>> begin

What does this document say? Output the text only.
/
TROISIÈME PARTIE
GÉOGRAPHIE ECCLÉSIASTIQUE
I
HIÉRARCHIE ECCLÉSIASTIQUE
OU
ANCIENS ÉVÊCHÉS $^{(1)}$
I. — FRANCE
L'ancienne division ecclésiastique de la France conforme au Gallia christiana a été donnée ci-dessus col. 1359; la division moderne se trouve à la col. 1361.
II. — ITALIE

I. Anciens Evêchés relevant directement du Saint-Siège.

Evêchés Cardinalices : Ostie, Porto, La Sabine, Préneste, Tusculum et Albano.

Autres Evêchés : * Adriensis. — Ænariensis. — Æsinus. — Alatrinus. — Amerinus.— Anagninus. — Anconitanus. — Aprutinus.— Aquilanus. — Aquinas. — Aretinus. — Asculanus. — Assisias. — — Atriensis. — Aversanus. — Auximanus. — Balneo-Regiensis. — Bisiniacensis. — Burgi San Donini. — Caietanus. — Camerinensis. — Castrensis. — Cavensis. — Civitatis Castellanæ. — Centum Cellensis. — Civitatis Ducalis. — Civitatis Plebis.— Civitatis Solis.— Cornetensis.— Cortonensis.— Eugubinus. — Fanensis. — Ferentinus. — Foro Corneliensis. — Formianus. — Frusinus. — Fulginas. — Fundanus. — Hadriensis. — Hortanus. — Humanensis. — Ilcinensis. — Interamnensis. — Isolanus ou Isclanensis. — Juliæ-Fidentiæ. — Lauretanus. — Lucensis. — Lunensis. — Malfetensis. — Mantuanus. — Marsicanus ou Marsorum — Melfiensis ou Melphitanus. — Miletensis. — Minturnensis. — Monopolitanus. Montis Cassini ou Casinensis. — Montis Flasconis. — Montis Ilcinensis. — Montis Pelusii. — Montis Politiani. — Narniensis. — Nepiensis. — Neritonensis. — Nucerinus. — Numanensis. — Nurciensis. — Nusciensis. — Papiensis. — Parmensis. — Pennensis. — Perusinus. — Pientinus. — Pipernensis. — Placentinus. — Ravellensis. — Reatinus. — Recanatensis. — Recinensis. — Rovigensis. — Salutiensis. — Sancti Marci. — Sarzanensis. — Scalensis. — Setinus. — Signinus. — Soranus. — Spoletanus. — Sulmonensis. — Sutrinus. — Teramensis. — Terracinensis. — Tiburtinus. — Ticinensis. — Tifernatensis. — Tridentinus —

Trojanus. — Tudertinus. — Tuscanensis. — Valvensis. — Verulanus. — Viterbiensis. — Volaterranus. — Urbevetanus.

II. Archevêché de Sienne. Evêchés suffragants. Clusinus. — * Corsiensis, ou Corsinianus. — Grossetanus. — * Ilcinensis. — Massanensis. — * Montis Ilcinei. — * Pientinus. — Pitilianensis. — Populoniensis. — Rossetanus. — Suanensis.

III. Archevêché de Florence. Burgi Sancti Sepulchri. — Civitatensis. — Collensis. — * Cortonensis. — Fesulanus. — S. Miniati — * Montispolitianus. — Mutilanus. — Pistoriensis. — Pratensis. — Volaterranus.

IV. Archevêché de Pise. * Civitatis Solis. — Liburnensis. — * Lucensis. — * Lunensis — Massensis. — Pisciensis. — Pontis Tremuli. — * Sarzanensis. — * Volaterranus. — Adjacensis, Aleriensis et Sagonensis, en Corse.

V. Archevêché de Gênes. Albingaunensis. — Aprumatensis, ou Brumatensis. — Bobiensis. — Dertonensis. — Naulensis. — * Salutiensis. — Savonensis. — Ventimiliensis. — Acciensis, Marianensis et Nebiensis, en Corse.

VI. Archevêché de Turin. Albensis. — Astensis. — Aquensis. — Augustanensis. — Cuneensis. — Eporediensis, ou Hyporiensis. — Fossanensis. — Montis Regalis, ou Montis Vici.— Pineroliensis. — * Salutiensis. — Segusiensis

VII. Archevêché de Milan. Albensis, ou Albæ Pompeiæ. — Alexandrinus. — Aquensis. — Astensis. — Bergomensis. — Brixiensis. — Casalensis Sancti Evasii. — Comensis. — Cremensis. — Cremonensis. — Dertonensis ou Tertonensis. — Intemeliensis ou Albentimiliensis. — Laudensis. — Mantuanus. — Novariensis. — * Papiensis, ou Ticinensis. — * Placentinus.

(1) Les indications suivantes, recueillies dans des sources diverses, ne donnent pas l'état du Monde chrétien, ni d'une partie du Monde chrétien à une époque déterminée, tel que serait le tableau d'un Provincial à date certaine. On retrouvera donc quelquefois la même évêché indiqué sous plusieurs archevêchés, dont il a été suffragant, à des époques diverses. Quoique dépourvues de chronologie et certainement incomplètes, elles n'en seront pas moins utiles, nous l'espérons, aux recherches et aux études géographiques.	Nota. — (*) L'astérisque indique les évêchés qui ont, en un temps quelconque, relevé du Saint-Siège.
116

>> end

• [OBJECTIVE]: Reproduce all the records precisely.

• [THE SOLUTION]:
What does this document say? Output the text only.
/
TROISIÈME PARTIE
GÉOGRAPHIE ECCLÉSIASTIQUE
I
HIÉRARCHIE ECCLÉSIASTIQUE
OU
ANCIENS ÉVÊCHÉS $^{(1)}$
I. — FRANCE
L'ancienne division ecclésiastique de la France conforme au Gallia christiana a été donnée ci-dessus col. 1359; la division moderne se trouve à la col. 1361.
II. — ITALIE

I. Anciens Evêchés relevant directement du Saint-Siège.

Evêchés Cardinalices : Ostie, Porto, La Sabine, Préneste, Tusculum et Albano.

Autres Evêchés : * Adriensis. — Ænariensis. — Æsinus. — Alatrinus. — Amerinus.— Anagninus. — Anconitanus. — Aprutinus.— Aquilanus. — Aquinas. — Aretinus. — Asculanus. — Assisias. — — Atriensis. — Aversanus. — Auximanus. — Balneo-Regiensis. — Bisiniacensis. — Burgi San Donini. — Caietanus. — Camerinensis. — Castrensis. — Cavensis. — Civitatis Castellanæ. — Centum Cellensis. — Civitatis Ducalis. — Civitatis Plebis.— Civitatis Solis.— Cornetensis.— Cortonensis.— Eugubinus. — Fanensis. — Ferentinus. — Foro Corneliensis. — Formianus. — Frusinus. — Fulginas. — Fundanus. — Hadriensis. — Hortanus. — Humanensis. — Ilcinensis. — Interamnensis. — Isolanus ou Isclanensis. — Juliæ-Fidentiæ. — Lauretanus. — Lucensis. — Lunensis. — Malfetensis. — Mantuanus. — Marsicanus ou Marsorum — Melfiensis ou Melphitanus. — Miletensis. — Minturnensis. — Monopolitanus. Montis Cassini ou Casinensis. — Montis Flasconis. — Montis Ilcinensis. — Montis Pelusii. — Montis Politiani. — Narniensis. — Nepiensis. — Neritonensis. — Nucerinus. — Numanensis. — Nurciensis. — Nusciensis. — Papiensis. — Parmensis. — Pennensis. — Perusinus. — Pientinus. — Pipernensis. — Placentinus. — Ravellensis. — Reatinus. — Recanatensis. — Recinensis. — Rovigensis. — Salutiensis. — Sancti Marci. — Sarzanensis. — Scalensis. — Setinus. — Signinus. — Soranus. — Spoletanus. — Sulmonensis. — Sutrinus. — Teramensis. — Terracinensis. — Tiburtinus. — Ticinensis. — Tifernatensis. — Tridentinus —

Trojanus. — Tudertinus. — Tuscanensis. — Valvensis. — Verulanus. — Viterbiensis. — Volaterranus. — Urbevetanus.

II. Archevêché de Sienne. Evêchés suffragants. Clusinus. — * Corsiensis, ou Corsinianus. — Grossetanus. — * Ilcinensis. — Massanensis. — * Montis Ilcinei. — * Pientinus. — Pitilianensis. — Populoniensis. — Rossetanus. — Suanensis.

III. Archevêché de Florence. Burgi Sancti Sepulchri. — Civitatensis. — Collensis. — * Cortonensis. — Fesulanus. — S. Miniati — * Montispolitianus. — Mutilanus. — Pistoriensis. — Pratensis. — Volaterranus.

IV. Archevêché de Pise. * Civitatis Solis. — Liburnensis. — * Lucensis. — * Lunensis — Massensis. — Pisciensis. — Pontis Tremuli. — * Sarzanensis. — * Volaterranus. — Adjacensis, Aleriensis et Sagonensis, en Corse.

V. Archevêché de Gênes. Albingaunensis. — Aprumatensis, ou Brumatensis. — Bobiensis. — Dertonensis. — Naulensis. — * Salutiensis. — Savonensis. — Ventimiliensis. — Acciensis, Marianensis et Nebiensis, en Corse.

VI. Archevêché de Turin. Albensis. — Astensis. — Aquensis. — Augustanensis. — Cuneensis. — Eporediensis, ou Hyporiensis. — Fossanensis. — Montis Regalis, ou Montis Vici.— Pineroliensis. — * Salutiensis. — Segusiensis

VII. Archevêché de Milan. Albensis, ou Albæ Pompeiæ. — Alexandrinus. — Aquensis. — Astensis. — Bergomensis. — Brixiensis. — Casalensis Sancti Evasii. — Comensis. — Cremensis. — Cremonensis. — Dertonensis ou Tertonensis. — Intemeliensis ou Albentimiliensis. — Laudensis. — Mantuanus. — Novariensis. — * Papiensis, ou Ticinensis. — * Placentinus.

(1) Les indications suivantes, recueillies dans des sources diverses, ne donnent pas l'état du Monde chrétien, ni d'une partie du Monde chrétien à une époque déterminée, tel que serait le tableau d'un Provincial à date certaine. On retrouvera donc quelquefois la même évêché indiqué sous plusieurs archevêchés, dont il a été suffragant, à des époques diverses. Quoique dépourvues de chronologie et certainement incomplètes, elles n'en seront pas moins utiles, nous l'espérons, aux recherches et aux études géographiques.	Nota. — (*) L'astérisque indique les évêchés qui ont, en un temps quelconque, relevé du Saint-Siège.
116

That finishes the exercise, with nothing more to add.